_What is required_
Reproduce the entries below in full and without error.
+ + + +
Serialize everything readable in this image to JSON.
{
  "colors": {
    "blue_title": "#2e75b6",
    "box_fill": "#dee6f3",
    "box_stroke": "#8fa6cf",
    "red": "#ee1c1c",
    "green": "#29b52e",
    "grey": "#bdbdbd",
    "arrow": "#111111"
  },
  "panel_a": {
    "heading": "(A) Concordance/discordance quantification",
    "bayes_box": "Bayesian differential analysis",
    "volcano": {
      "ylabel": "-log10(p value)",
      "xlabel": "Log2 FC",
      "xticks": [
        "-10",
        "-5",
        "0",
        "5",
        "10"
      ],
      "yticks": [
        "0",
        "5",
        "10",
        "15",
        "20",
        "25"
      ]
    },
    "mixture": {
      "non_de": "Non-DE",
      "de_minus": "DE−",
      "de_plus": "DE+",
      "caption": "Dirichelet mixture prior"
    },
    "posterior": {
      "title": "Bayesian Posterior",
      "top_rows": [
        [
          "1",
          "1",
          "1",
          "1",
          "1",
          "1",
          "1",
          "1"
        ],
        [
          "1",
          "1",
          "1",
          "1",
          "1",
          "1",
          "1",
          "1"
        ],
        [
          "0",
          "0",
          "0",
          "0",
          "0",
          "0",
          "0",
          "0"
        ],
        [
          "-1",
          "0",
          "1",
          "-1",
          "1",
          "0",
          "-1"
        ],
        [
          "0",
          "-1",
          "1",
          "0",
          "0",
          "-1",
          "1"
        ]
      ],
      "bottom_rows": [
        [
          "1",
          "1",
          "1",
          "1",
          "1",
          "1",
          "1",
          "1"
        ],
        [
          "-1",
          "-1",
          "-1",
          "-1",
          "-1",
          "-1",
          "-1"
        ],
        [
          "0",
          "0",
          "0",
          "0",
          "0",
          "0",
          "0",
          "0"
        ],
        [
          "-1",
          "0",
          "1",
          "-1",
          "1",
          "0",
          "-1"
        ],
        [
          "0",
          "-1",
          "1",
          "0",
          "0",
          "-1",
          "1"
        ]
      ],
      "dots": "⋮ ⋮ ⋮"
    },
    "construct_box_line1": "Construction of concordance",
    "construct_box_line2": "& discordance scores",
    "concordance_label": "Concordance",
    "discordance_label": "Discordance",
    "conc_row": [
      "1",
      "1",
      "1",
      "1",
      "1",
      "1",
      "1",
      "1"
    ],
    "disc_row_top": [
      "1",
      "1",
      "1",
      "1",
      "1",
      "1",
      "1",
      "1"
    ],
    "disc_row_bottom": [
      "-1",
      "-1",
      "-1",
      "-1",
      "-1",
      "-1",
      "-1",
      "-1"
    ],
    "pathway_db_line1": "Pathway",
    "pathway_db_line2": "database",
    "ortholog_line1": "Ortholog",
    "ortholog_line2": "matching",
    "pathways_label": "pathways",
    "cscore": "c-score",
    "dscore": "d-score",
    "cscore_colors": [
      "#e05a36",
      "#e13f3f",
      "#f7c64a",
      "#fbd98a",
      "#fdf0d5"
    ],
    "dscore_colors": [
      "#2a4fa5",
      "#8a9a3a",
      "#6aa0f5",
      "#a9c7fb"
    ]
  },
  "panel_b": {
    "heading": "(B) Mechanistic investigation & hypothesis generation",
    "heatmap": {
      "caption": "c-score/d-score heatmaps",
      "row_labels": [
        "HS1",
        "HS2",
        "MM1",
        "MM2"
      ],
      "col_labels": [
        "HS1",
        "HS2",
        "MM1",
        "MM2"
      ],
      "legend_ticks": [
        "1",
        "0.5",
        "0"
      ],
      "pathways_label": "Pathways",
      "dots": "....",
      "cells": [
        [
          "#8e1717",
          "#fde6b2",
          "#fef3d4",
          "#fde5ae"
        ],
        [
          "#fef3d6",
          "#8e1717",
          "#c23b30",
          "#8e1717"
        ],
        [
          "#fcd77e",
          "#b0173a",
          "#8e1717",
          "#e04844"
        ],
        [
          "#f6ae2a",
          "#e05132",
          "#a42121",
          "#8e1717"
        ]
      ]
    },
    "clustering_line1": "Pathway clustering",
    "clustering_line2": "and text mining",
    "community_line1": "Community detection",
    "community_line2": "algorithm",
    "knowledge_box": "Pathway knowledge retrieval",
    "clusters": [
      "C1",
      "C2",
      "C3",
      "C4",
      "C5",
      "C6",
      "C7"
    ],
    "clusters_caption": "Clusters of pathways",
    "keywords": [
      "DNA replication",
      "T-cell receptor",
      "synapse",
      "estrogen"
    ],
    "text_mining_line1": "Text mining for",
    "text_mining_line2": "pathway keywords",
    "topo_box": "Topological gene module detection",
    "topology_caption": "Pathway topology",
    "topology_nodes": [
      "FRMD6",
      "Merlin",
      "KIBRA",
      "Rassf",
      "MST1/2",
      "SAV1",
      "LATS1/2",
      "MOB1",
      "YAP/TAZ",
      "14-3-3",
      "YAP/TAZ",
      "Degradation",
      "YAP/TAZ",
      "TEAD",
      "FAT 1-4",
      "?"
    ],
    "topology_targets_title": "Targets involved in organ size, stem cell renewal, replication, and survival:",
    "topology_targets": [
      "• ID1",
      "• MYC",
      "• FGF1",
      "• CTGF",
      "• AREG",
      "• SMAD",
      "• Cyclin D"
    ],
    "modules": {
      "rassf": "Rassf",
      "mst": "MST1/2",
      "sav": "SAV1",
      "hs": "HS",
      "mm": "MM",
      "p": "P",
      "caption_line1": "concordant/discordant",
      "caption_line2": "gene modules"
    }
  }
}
+ + + +
_Result of this task_
Serialize everything readable in this image to JSON.
{
  "colors": {
    "blue_title": "#2e75b6",
    "box_fill": "#dee6f3",
    "box_stroke": "#8fa6cf",
    "red": "#ee1c1c",
    "green": "#29b52e",
    "grey": "#bdbdbd",
    "arrow": "#111111"
  },
  "panel_a": {
    "heading": "(A) Concordance/discordance quantification",
    "bayes_box": "Bayesian differential analysis",
    "volcano": {
      "ylabel": "-log10(p value)",
      "xlabel": "Log2 FC",
      "xticks": [
        "-10",
        "-5",
        "0",
        "5",
        "10"
      ],
      "yticks": [
        "0",
        "5",
        "10",
        "15",
        "20",
        "25"
      ]
    },
    "mixture": {
      "non_de": "Non-DE",
      "de_minus": "DE−",
      "de_plus": "DE+",
      "caption": "Dirichelet mixture prior"
    },
    "posterior": {
      "title": "Bayesian Posterior",
      "top_rows": [
        [
          "1",
          "1",
          "1",
          "1",
          "1",
          "1",
          "1",
          "1"
        ],
        [
          "1",
          "1",
          "1",
          "1",
          "1",
          "1",
          "1",
          "1"
        ],
        [
          "0",
          "0",
          "0",
          "0",
          "0",
          "0",
          "0",
          "0"
        ],
        [
          "-1",
          "0",
          "1",
          "-1",
          "1",
          "0",
          "-1"
        ],
        [
          "0",
          "-1",
          "1",
          "0",
          "0",
          "-1",
          "1"
        ]
      ],
      "bottom_rows": [
        [
          "1",
          "1",
          "1",
          "1",
          "1",
          "1",
          "1",
          "1"
        ],
        [
          "-1",
          "-1",
          "-1",
          "-1",
          "-1",
          "-1",
          "-1"
        ],
        [
          "0",
          "0",
          "0",
          "0",
          "0",
          "0",
          "0",
          "0"
        ],
        [
          "-1",
          "0",
          "1",
          "-1",
          "1",
          "0",
          "-1"
        ],
        [
          "0",
          "-1",
          "1",
          "0",
          "0",
          "-1",
          "1"
        ]
      ],
      "dots": "⋮ ⋮ ⋮"
    },
    "construct_box_line1": "Construction of concordance",
    "construct_box_line2": "& discordance scores",
    "concordance_label": "Concordance",
    "discordance_label": "Discordance",
    "conc_row": [
      "1",
      "1",
      "1",
      "1",
      "1",
      "1",
      "1",
      "1"
    ],
    "disc_row_top": [
      "1",
      "1",
      "1",
      "1",
      "1",
      "1",
      "1",
      "1"
    ],
    "disc_row_bottom": [
      "-1",
      "-1",
      "-1",
      "-1",
      "-1",
      "-1",
      "-1",
      "-1"
    ],
    "pathway_db_line1": "Pathway",
    "pathway_db_line2": "database",
    "ortholog_line1": "Ortholog",
    "ortholog_line2": "matching",
    "pathways_label": "pathways",
    "cscore": "c-score",
    "dscore": "d-score",
    "cscore_colors": [
      "#e05a36",
      "#e13f3f",
      "#f7c64a",
      "#fbd98a",
      "#fdf0d5"
    ],
    "dscore_colors": [
      "#2a4fa5",
      "#8a9a3a",
      "#6aa0f5",
      "#a9c7fb"
    ]
  },
  "panel_b": {
    "heading": "(B) Mechanistic investigation & hypothesis generation",
    "heatmap": {
      "caption": "c-score/d-score heatmaps",
      "row_labels": [
        "HS1",
        "HS2",
        "MM1",
        "MM2"
      ],
      "col_labels": [
        "HS1",
        "HS2",
        "MM1",
        "MM2"
      ],
      "legend_ticks": [
        "1",
        "0.5",
        "0"
      ],
      "pathways_label": "Pathways",
      "dots": "....",
      "cells": [
        [
          "#8e1717",
          "#fde6b2",
          "#fef3d4",
          "#fde5ae"
        ],
        [
          "#fef3d6",
          "#8e1717",
          "#c23b30",
          "#8e1717"
        ],
        [
          "#fcd77e",
          "#b0173a",
          "#8e1717",
          "#e04844"
        ],
        [
          "#f6ae2a",
          "#e05132",
          "#a42121",
          "#8e1717"
        ]
      ]
    },
    "clustering_line1": "Pathway clustering",
    "clustering_line2": "and text mining",
    "community_line1": "Community detection",
    "community_line2": "algorithm",
    "knowledge_box": "Pathway knowledge retrieval",
    "clusters": [
      "C1",
      "C2",
      "C3",
      "C4",
      "C5",
      "C6",
      "C7"
    ],
    "clusters_caption": "Clusters of pathways",
    "keywords": [
      "DNA replication",
      "T-cell receptor",
      "synapse",
      "estrogen"
    ],
    "text_mining_line1": "Text mining for",
    "text_mining_line2": "pathway keywords",
    "topo_box": "Topological gene module detection",
    "topology_caption": "Pathway topology",
    "topology_nodes": [
      "FRMD6",
      "Merlin",
      "KIBRA",
      "Rassf",
      "MST1/2",
      "SAV1",
      "LATS1/2",
      "MOB1",
      "YAP/TAZ",
      "14-3-3",
      "YAP/TAZ",
      "Degradation",
      "YAP/TAZ",
      "TEAD",
      "FAT 1-4",
      "?"
    ],
    "topology_targets_title": "Targets involved in organ size, stem cell renewal, replication, and survival:",
    "topology_targets": [
      "• ID1",
      "• MYC",
      "• FGF1",
      "• CTGF",
      "• AREG",
      "• SMAD",
      "• Cyclin D"
    ],
    "modules": {
      "rassf": "Rassf",
      "mst": "MST1/2",
      "sav": "SAV1",
      "hs": "HS",
      "mm": "MM",
      "p": "P",
      "caption_line1": "concordant/discordant",
      "caption_line2": "gene modules"
    }
  }
}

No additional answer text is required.